(Data excerpts)
· · · ·
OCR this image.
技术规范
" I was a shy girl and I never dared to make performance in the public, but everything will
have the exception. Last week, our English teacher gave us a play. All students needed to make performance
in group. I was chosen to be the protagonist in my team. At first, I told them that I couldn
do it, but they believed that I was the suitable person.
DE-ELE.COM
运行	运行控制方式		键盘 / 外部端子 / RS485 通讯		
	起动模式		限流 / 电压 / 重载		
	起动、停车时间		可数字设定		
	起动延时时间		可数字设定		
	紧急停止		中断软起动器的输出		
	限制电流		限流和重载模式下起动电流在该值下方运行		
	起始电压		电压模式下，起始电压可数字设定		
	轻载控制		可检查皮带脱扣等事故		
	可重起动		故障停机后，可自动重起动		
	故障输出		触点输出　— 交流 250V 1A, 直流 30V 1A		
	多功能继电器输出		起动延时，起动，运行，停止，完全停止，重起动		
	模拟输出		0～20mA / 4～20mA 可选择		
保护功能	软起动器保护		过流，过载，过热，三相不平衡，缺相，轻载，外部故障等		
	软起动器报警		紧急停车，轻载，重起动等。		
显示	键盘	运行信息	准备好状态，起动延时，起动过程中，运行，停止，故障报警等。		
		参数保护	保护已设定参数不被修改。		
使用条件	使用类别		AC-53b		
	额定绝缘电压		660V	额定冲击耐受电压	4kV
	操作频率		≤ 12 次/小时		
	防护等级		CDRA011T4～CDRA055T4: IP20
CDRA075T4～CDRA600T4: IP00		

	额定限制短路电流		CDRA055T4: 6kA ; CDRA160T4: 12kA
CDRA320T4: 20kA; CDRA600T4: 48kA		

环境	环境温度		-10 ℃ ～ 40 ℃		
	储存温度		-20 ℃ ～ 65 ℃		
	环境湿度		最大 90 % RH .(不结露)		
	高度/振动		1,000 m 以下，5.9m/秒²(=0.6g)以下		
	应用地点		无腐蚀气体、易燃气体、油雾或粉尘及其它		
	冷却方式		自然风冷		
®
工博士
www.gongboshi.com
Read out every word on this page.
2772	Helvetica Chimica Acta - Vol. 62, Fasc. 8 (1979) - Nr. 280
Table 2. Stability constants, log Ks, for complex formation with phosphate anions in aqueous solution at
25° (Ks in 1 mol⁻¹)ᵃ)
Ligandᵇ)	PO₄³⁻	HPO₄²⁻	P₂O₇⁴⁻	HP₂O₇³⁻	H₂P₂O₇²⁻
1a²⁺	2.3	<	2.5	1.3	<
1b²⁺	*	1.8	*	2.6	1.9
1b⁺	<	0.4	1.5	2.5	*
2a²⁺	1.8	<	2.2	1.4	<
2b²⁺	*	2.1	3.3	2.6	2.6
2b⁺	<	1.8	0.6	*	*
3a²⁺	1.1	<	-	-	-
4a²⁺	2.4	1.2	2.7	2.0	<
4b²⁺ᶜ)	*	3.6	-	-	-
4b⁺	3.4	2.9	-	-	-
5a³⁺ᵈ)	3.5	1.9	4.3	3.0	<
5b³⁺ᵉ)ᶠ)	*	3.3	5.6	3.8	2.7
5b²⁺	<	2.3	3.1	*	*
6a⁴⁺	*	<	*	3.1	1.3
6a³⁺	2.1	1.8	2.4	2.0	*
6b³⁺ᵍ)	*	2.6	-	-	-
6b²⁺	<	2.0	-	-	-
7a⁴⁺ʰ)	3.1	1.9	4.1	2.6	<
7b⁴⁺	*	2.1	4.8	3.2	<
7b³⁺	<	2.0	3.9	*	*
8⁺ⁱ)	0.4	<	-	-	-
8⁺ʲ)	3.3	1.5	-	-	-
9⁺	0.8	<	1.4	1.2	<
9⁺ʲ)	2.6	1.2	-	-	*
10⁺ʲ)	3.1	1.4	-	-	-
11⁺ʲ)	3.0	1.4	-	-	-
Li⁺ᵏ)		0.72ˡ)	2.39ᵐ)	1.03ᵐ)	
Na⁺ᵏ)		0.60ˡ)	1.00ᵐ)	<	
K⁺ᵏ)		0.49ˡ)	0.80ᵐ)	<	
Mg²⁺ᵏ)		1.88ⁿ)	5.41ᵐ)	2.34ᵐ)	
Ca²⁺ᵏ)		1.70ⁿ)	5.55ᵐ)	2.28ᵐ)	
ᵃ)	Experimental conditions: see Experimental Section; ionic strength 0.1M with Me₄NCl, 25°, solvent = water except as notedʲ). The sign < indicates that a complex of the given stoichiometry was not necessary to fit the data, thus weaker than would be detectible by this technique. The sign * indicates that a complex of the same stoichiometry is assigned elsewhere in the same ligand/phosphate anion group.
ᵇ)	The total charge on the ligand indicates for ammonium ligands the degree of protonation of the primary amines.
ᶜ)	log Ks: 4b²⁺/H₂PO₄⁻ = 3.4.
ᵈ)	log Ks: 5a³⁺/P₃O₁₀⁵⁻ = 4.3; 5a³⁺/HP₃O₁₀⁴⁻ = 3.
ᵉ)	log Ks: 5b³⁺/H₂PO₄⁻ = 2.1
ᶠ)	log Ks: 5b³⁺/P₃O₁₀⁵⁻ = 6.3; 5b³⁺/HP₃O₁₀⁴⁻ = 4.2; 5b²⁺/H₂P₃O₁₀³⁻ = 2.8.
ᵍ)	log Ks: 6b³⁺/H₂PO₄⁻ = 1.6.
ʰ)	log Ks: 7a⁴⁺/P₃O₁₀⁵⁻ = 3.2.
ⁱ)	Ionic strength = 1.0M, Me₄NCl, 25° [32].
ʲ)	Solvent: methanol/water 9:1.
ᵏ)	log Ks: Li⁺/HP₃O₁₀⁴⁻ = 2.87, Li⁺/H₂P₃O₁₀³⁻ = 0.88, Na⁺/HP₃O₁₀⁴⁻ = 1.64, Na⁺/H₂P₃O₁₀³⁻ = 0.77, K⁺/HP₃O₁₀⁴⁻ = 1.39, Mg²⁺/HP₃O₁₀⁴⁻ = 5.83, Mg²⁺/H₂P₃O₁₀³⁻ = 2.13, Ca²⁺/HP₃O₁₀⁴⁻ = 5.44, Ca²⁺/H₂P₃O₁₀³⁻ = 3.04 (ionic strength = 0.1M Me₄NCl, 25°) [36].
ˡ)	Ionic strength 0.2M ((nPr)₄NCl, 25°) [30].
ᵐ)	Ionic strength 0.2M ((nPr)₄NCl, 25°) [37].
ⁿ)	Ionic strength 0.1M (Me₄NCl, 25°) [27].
· · · ·
§ Task: Return each line of the records above exactly as it reads.

§ Complete output:
OCR this image.
技术规范
" I was a shy girl and I never dared to make performance in the public, but everything will
have the exception. Last week, our English teacher gave us a play. All students needed to make performance
in group. I was chosen to be the protagonist in my team. At first, I told them that I couldn
do it, but they believed that I was the suitable person.
DE-ELE.COM
运行	运行控制方式		键盘 / 外部端子 / RS485 通讯		
	起动模式		限流 / 电压 / 重载		
	起动、停车时间		可数字设定		
	起动延时时间		可数字设定		
	紧急停止		中断软起动器的输出		
	限制电流		限流和重载模式下起动电流在该值下方运行		
	起始电压		电压模式下，起始电压可数字设定		
	轻载控制		可检查皮带脱扣等事故		
	可重起动		故障停机后，可自动重起动		
	故障输出		触点输出　— 交流 250V 1A, 直流 30V 1A		
	多功能继电器输出		起动延时，起动，运行，停止，完全停止，重起动		
	模拟输出		0～20mA / 4～20mA 可选择		
保护功能	软起动器保护		过流，过载，过热，三相不平衡，缺相，轻载，外部故障等		
	软起动器报警		紧急停车，轻载，重起动等。		
显示	键盘	运行信息	准备好状态，起动延时，起动过程中，运行，停止，故障报警等。		
		参数保护	保护已设定参数不被修改。		
使用条件	使用类别		AC-53b		
	额定绝缘电压		660V	额定冲击耐受电压	4kV
	操作频率		≤ 12 次/小时		
	防护等级		CDRA011T4～CDRA055T4: IP20
CDRA075T4～CDRA600T4: IP00		

	额定限制短路电流		CDRA055T4: 6kA ; CDRA160T4: 12kA
CDRA320T4: 20kA; CDRA600T4: 48kA		

环境	环境温度		-10 ℃ ～ 40 ℃		
	储存温度		-20 ℃ ～ 65 ℃		
	环境湿度		最大 90 % RH .(不结露)		
	高度/振动		1,000 m 以下，5.9m/秒²(=0.6g)以下		
	应用地点		无腐蚀气体、易燃气体、油雾或粉尘及其它		
	冷却方式		自然风冷		
®
工博士
www.gongboshi.com
Read out every word on this page.
2772	Helvetica Chimica Acta - Vol. 62, Fasc. 8 (1979) - Nr. 280
Table 2. Stability constants, log Ks, for complex formation with phosphate anions in aqueous solution at
25° (Ks in 1 mol⁻¹)ᵃ)
Ligandᵇ)	PO₄³⁻	HPO₄²⁻	P₂O₇⁴⁻	HP₂O₇³⁻	H₂P₂O₇²⁻
1a²⁺	2.3	<	2.5	1.3	<
1b²⁺	*	1.8	*	2.6	1.9
1b⁺	<	0.4	1.5	2.5	*
2a²⁺	1.8	<	2.2	1.4	<
2b²⁺	*	2.1	3.3	2.6	2.6
2b⁺	<	1.8	0.6	*	*
3a²⁺	1.1	<	-	-	-
4a²⁺	2.4	1.2	2.7	2.0	<
4b²⁺ᶜ)	*	3.6	-	-	-
4b⁺	3.4	2.9	-	-	-
5a³⁺ᵈ)	3.5	1.9	4.3	3.0	<
5b³⁺ᵉ)ᶠ)	*	3.3	5.6	3.8	2.7
5b²⁺	<	2.3	3.1	*	*
6a⁴⁺	*	<	*	3.1	1.3
6a³⁺	2.1	1.8	2.4	2.0	*
6b³⁺ᵍ)	*	2.6	-	-	-
6b²⁺	<	2.0	-	-	-
7a⁴⁺ʰ)	3.1	1.9	4.1	2.6	<
7b⁴⁺	*	2.1	4.8	3.2	<
7b³⁺	<	2.0	3.9	*	*
8⁺ⁱ)	0.4	<	-	-	-
8⁺ʲ)	3.3	1.5	-	-	-
9⁺	0.8	<	1.4	1.2	<
9⁺ʲ)	2.6	1.2	-	-	*
10⁺ʲ)	3.1	1.4	-	-	-
11⁺ʲ)	3.0	1.4	-	-	-
Li⁺ᵏ)		0.72ˡ)	2.39ᵐ)	1.03ᵐ)	
Na⁺ᵏ)		0.60ˡ)	1.00ᵐ)	<	
K⁺ᵏ)		0.49ˡ)	0.80ᵐ)	<	
Mg²⁺ᵏ)		1.88ⁿ)	5.41ᵐ)	2.34ᵐ)	
Ca²⁺ᵏ)		1.70ⁿ)	5.55ᵐ)	2.28ᵐ)	
ᵃ)	Experimental conditions: see Experimental Section; ionic strength 0.1M with Me₄NCl, 25°, solvent = water except as notedʲ). The sign < indicates that a complex of the given stoichiometry was not necessary to fit the data, thus weaker than would be detectible by this technique. The sign * indicates that a complex of the same stoichiometry is assigned elsewhere in the same ligand/phosphate anion group.
ᵇ)	The total charge on the ligand indicates for ammonium ligands the degree of protonation of the primary amines.
ᶜ)	log Ks: 4b²⁺/H₂PO₄⁻ = 3.4.
ᵈ)	log Ks: 5a³⁺/P₃O₁₀⁵⁻ = 4.3; 5a³⁺/HP₃O₁₀⁴⁻ = 3.
ᵉ)	log Ks: 5b³⁺/H₂PO₄⁻ = 2.1
ᶠ)	log Ks: 5b³⁺/P₃O₁₀⁵⁻ = 6.3; 5b³⁺/HP₃O₁₀⁴⁻ = 4.2; 5b²⁺/H₂P₃O₁₀³⁻ = 2.8.
ᵍ)	log Ks: 6b³⁺/H₂PO₄⁻ = 1.6.
ʰ)	log Ks: 7a⁴⁺/P₃O₁₀⁵⁻ = 3.2.
ⁱ)	Ionic strength = 1.0M, Me₄NCl, 25° [32].
ʲ)	Solvent: methanol/water 9:1.
ᵏ)	log Ks: Li⁺/HP₃O₁₀⁴⁻ = 2.87, Li⁺/H₂P₃O₁₀³⁻ = 0.88, Na⁺/HP₃O₁₀⁴⁻ = 1.64, Na⁺/H₂P₃O₁₀³⁻ = 0.77, K⁺/HP₃O₁₀⁴⁻ = 1.39, Mg²⁺/HP₃O₁₀⁴⁻ = 5.83, Mg²⁺/H₂P₃O₁₀³⁻ = 2.13, Ca²⁺/HP₃O₁₀⁴⁻ = 5.44, Ca²⁺/H₂P₃O₁₀³⁻ = 3.04 (ionic strength = 0.1M Me₄NCl, 25°) [36].
ˡ)	Ionic strength 0.2M ((nPr)₄NCl, 25°) [30].
ᵐ)	Ionic strength 0.2M ((nPr)₄NCl, 25°) [37].
ⁿ)	Ionic strength 0.1M (Me₄NCl, 25°) [27].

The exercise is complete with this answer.